From the listing below, extract every line in which the word "Contentful" appears.
■ ■ ■ ■
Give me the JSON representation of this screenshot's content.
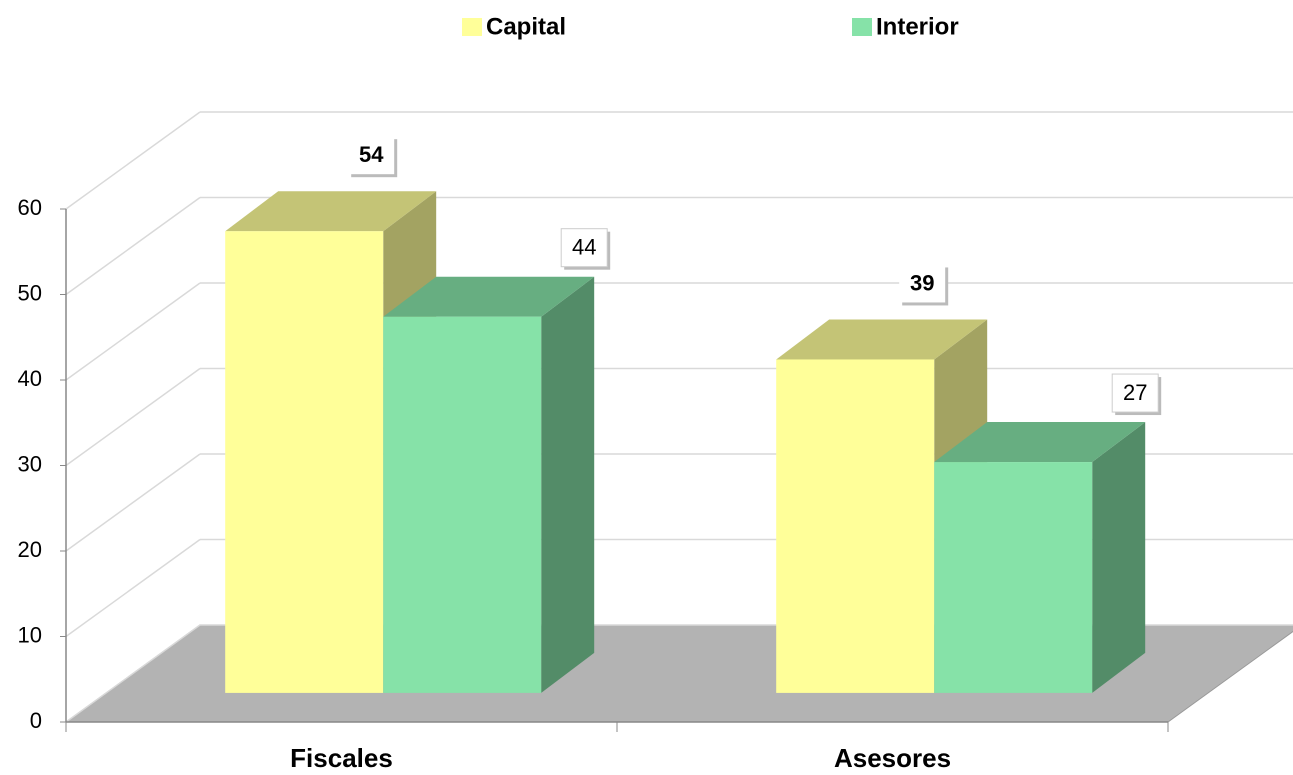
{
  "chart_data": {
    "type": "bar3d",
    "categories": [
      "Fiscales",
      "Asesores"
    ],
    "series": [
      {
        "name": "Capital",
        "color": "#ffff99",
        "values": [
          54,
          39
        ]
      },
      {
        "name": "Interior",
        "color": "#86e2a8",
        "values": [
          44,
          27
        ]
      }
    ],
    "ylim": [
      0,
      60
    ],
    "yticks": [
      0,
      10,
      20,
      30,
      40,
      50,
      60
    ],
    "grid": true,
    "legend": "top"
  }
}
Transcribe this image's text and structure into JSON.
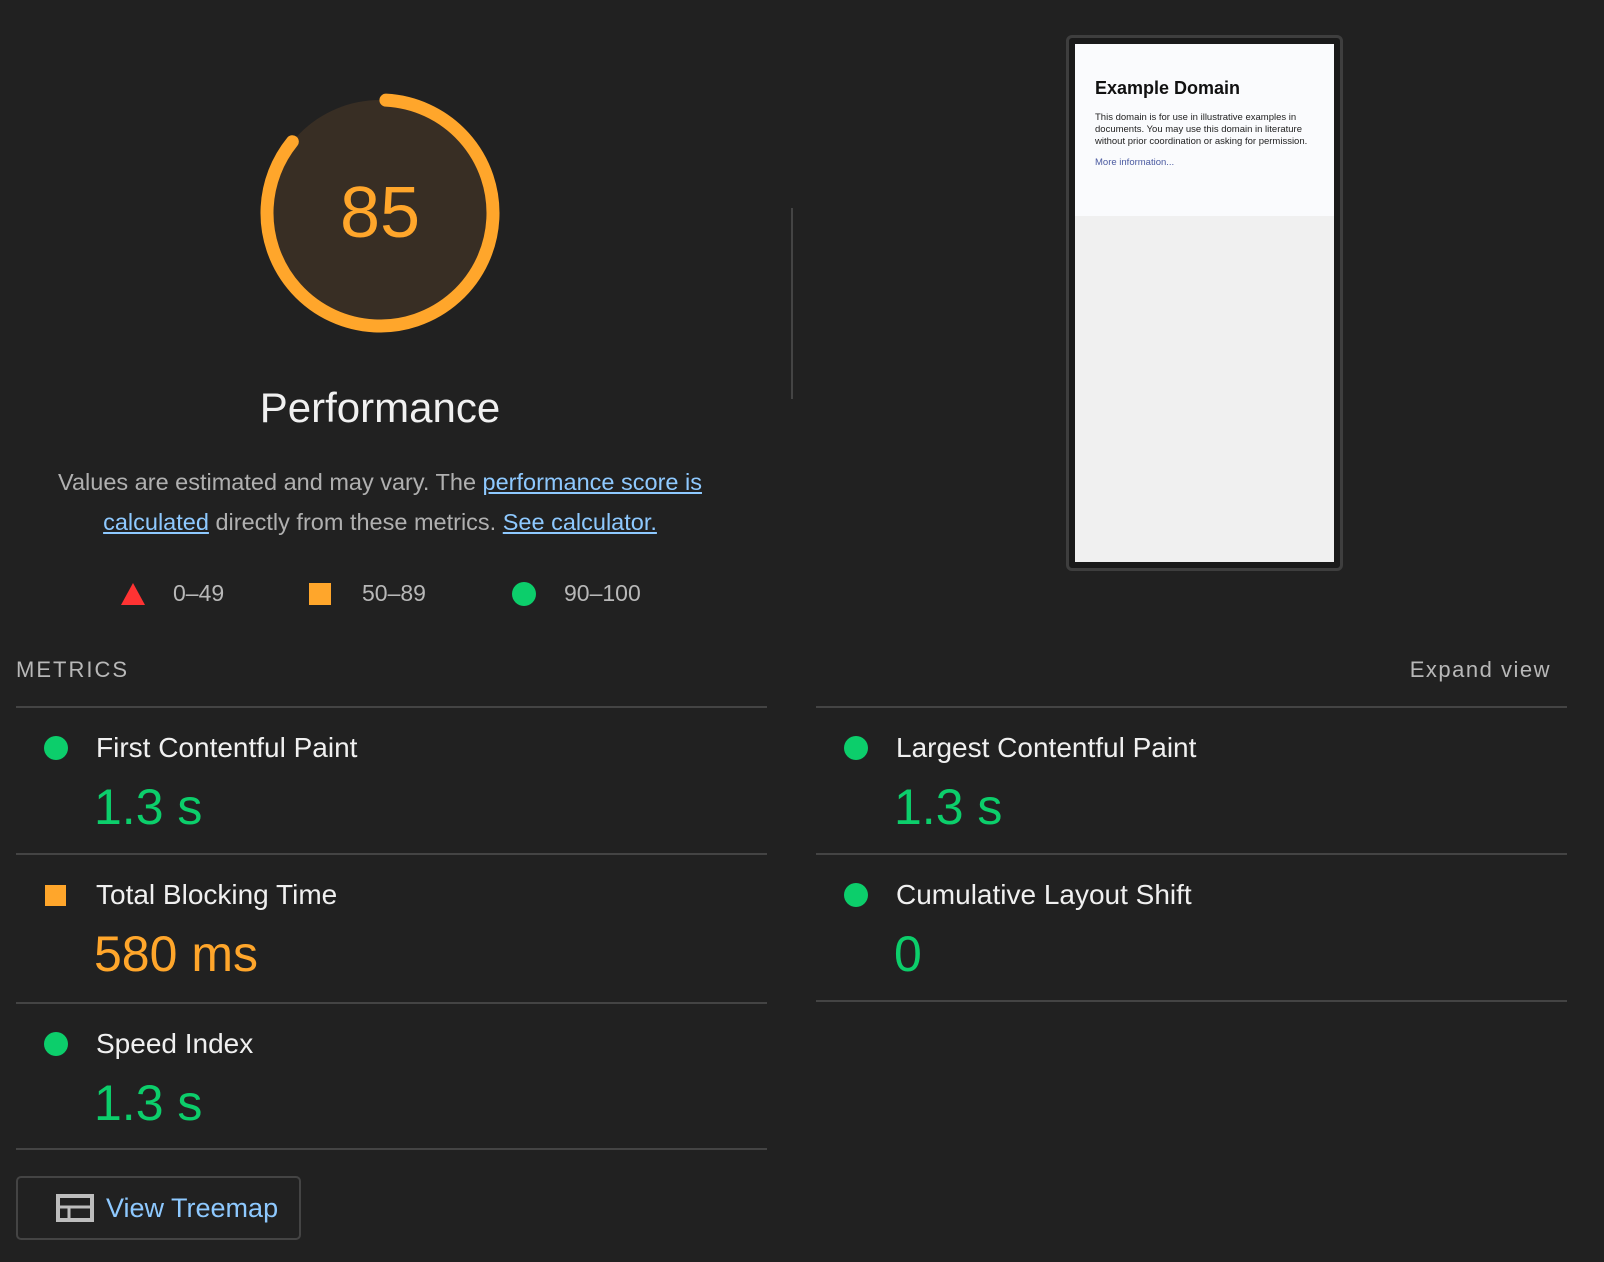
{
  "score": {
    "value": 85,
    "color": "#ffa62b",
    "track_fill": "#382e24"
  },
  "category_title": "Performance",
  "description": {
    "text1": "Values are estimated and may vary. The ",
    "link1": "performance score is calculated",
    "text2": " directly from these metrics. ",
    "link2": "See calculator."
  },
  "legend": [
    {
      "icon": "triangle-icon",
      "label": "0–49",
      "color": "#ff3333"
    },
    {
      "icon": "square-icon",
      "label": "50–89",
      "color": "#ffa62b"
    },
    {
      "icon": "circle-icon",
      "label": "90–100",
      "color": "#0cce6b"
    }
  ],
  "screenshot": {
    "title": "Example Domain",
    "body": "This domain is for use in illustrative examples in documents. You may use this domain in literature without prior coordination or asking for permission.",
    "link": "More information..."
  },
  "metrics_header": "METRICS",
  "expand_view": "Expand view",
  "metrics": [
    {
      "name": "First Contentful Paint",
      "value": "1.3 s",
      "status": "pass"
    },
    {
      "name": "Largest Contentful Paint",
      "value": "1.3 s",
      "status": "pass"
    },
    {
      "name": "Total Blocking Time",
      "value": "580 ms",
      "status": "average"
    },
    {
      "name": "Cumulative Layout Shift",
      "value": "0",
      "status": "pass"
    },
    {
      "name": "Speed Index",
      "value": "1.3 s",
      "status": "pass"
    }
  ],
  "treemap_button": "View Treemap"
}
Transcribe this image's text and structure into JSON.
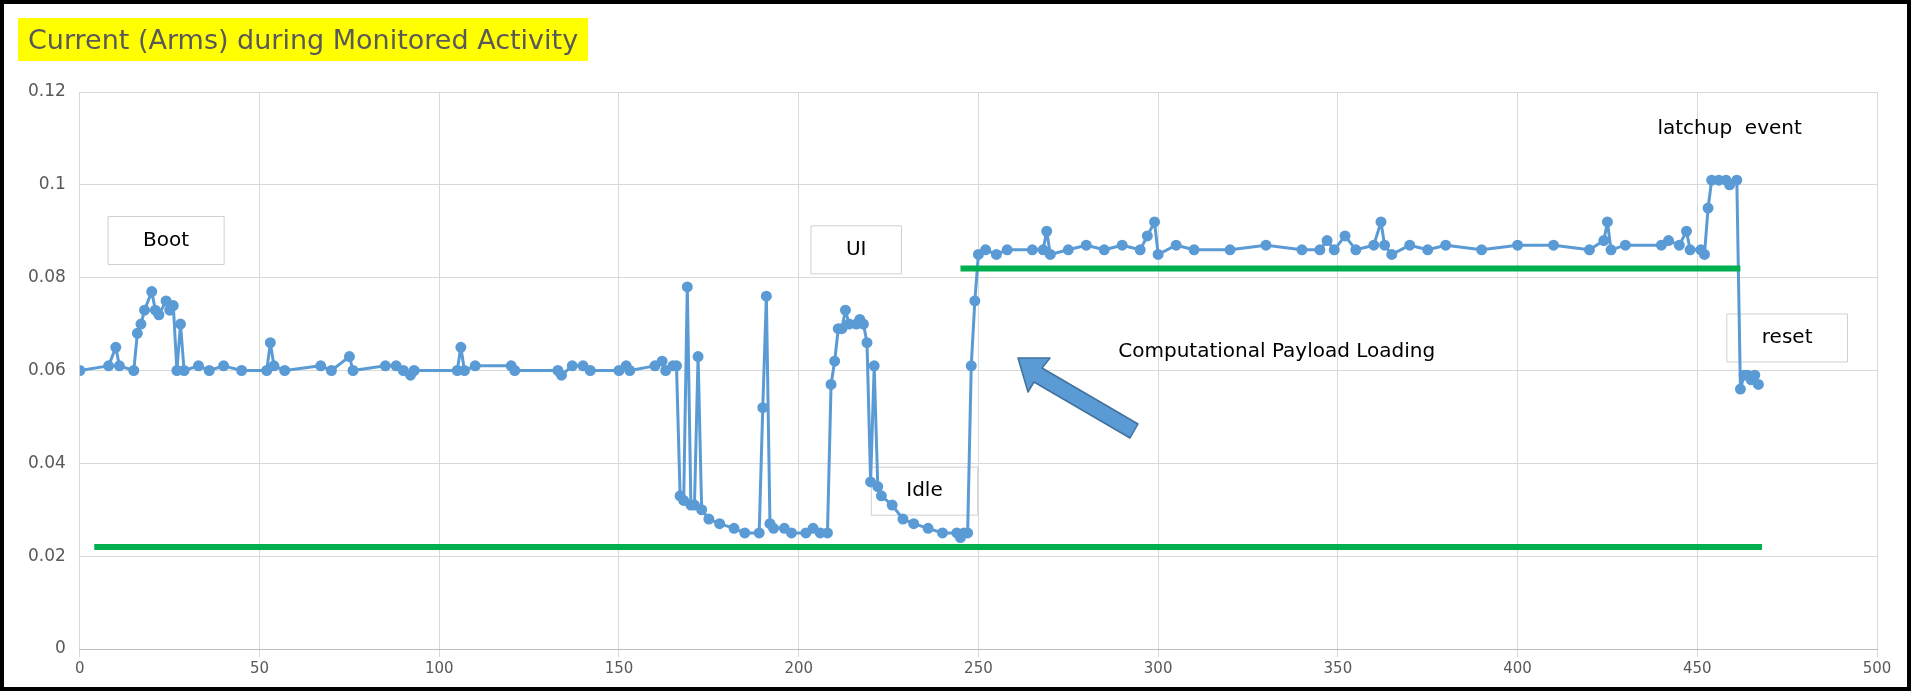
{
  "chart_data": {
    "type": "line",
    "title": "Current (Arms) during Monitored Activity",
    "xlim": [
      0,
      500
    ],
    "xticks": [
      0,
      50,
      100,
      150,
      200,
      250,
      300,
      350,
      400,
      450,
      500
    ],
    "ylim": [
      0,
      0.12
    ],
    "yticks": [
      0,
      0.02,
      0.04,
      0.06,
      0.08,
      0.1,
      0.12
    ],
    "grid": true,
    "legend": false,
    "line_style": "solid",
    "series": [
      {
        "type": "line",
        "color": "#00b050",
        "marker": "none",
        "x": [
          4,
          468
        ],
        "values": [
          0.022,
          0.022
        ]
      },
      {
        "type": "line",
        "color": "#00b050",
        "marker": "none",
        "x": [
          245,
          462
        ],
        "values": [
          0.082,
          0.082
        ]
      },
      {
        "type": "line",
        "color": "#5b9bd5",
        "marker": "circle",
        "x": [
          0,
          8,
          10,
          11,
          15,
          16,
          17,
          18,
          20,
          21,
          22,
          24,
          25,
          26,
          27,
          28,
          29,
          33,
          36,
          40,
          45,
          52,
          53,
          54,
          57,
          67,
          70,
          75,
          76,
          85,
          88,
          90,
          92,
          93,
          105,
          106,
          107,
          110,
          120,
          121,
          133,
          134,
          137,
          140,
          142,
          150,
          152,
          153,
          160,
          162,
          163,
          165,
          166,
          167,
          168,
          169,
          170,
          171,
          172,
          173,
          175,
          178,
          182,
          185,
          189,
          190,
          191,
          192,
          193,
          196,
          198,
          202,
          204,
          206,
          208,
          209,
          210,
          211,
          212,
          213,
          214,
          216,
          217,
          218,
          219,
          220,
          221,
          222,
          223,
          226,
          229,
          232,
          236,
          240,
          244,
          245,
          246,
          247,
          248,
          249,
          250,
          252,
          255,
          258,
          265,
          268,
          269,
          270,
          275,
          280,
          285,
          290,
          295,
          297,
          299,
          300,
          305,
          310,
          320,
          330,
          340,
          345,
          347,
          349,
          352,
          355,
          360,
          362,
          363,
          365,
          370,
          375,
          380,
          390,
          400,
          410,
          420,
          424,
          425,
          426,
          430,
          440,
          442,
          445,
          447,
          448,
          451,
          452,
          453,
          454,
          456,
          458,
          459,
          461,
          462,
          463,
          464,
          465,
          466,
          467
        ],
        "values": [
          0.06,
          0.061,
          0.065,
          0.061,
          0.06,
          0.068,
          0.07,
          0.073,
          0.077,
          0.073,
          0.072,
          0.075,
          0.073,
          0.074,
          0.06,
          0.07,
          0.06,
          0.061,
          0.06,
          0.061,
          0.06,
          0.06,
          0.066,
          0.061,
          0.06,
          0.061,
          0.06,
          0.063,
          0.06,
          0.061,
          0.061,
          0.06,
          0.059,
          0.06,
          0.06,
          0.065,
          0.06,
          0.061,
          0.061,
          0.06,
          0.06,
          0.059,
          0.061,
          0.061,
          0.06,
          0.06,
          0.061,
          0.06,
          0.061,
          0.062,
          0.06,
          0.061,
          0.061,
          0.033,
          0.032,
          0.078,
          0.031,
          0.031,
          0.063,
          0.03,
          0.028,
          0.027,
          0.026,
          0.025,
          0.025,
          0.052,
          0.076,
          0.027,
          0.026,
          0.026,
          0.025,
          0.025,
          0.026,
          0.025,
          0.025,
          0.057,
          0.062,
          0.069,
          0.069,
          0.073,
          0.07,
          0.07,
          0.071,
          0.07,
          0.066,
          0.036,
          0.061,
          0.035,
          0.033,
          0.031,
          0.028,
          0.027,
          0.026,
          0.025,
          0.025,
          0.024,
          0.025,
          0.025,
          0.061,
          0.075,
          0.085,
          0.086,
          0.085,
          0.086,
          0.086,
          0.086,
          0.09,
          0.085,
          0.086,
          0.087,
          0.086,
          0.087,
          0.086,
          0.089,
          0.092,
          0.085,
          0.087,
          0.086,
          0.086,
          0.087,
          0.086,
          0.086,
          0.088,
          0.086,
          0.089,
          0.086,
          0.087,
          0.092,
          0.087,
          0.085,
          0.087,
          0.086,
          0.087,
          0.086,
          0.087,
          0.087,
          0.086,
          0.088,
          0.092,
          0.086,
          0.087,
          0.087,
          0.088,
          0.087,
          0.09,
          0.086,
          0.086,
          0.085,
          0.095,
          0.101,
          0.101,
          0.101,
          0.1,
          0.101,
          0.056,
          0.059,
          0.059,
          0.058,
          0.059,
          0.057
        ]
      }
    ],
    "annotations": [
      "Boot",
      "UI",
      "Idle",
      "Computational Payload Loading",
      "latchup  event",
      "reset"
    ]
  }
}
■ ■ ■ ■
▶ _Exercise output_
      "name": "First Contentful Paint",
      "name": "Largest Contentful Paint",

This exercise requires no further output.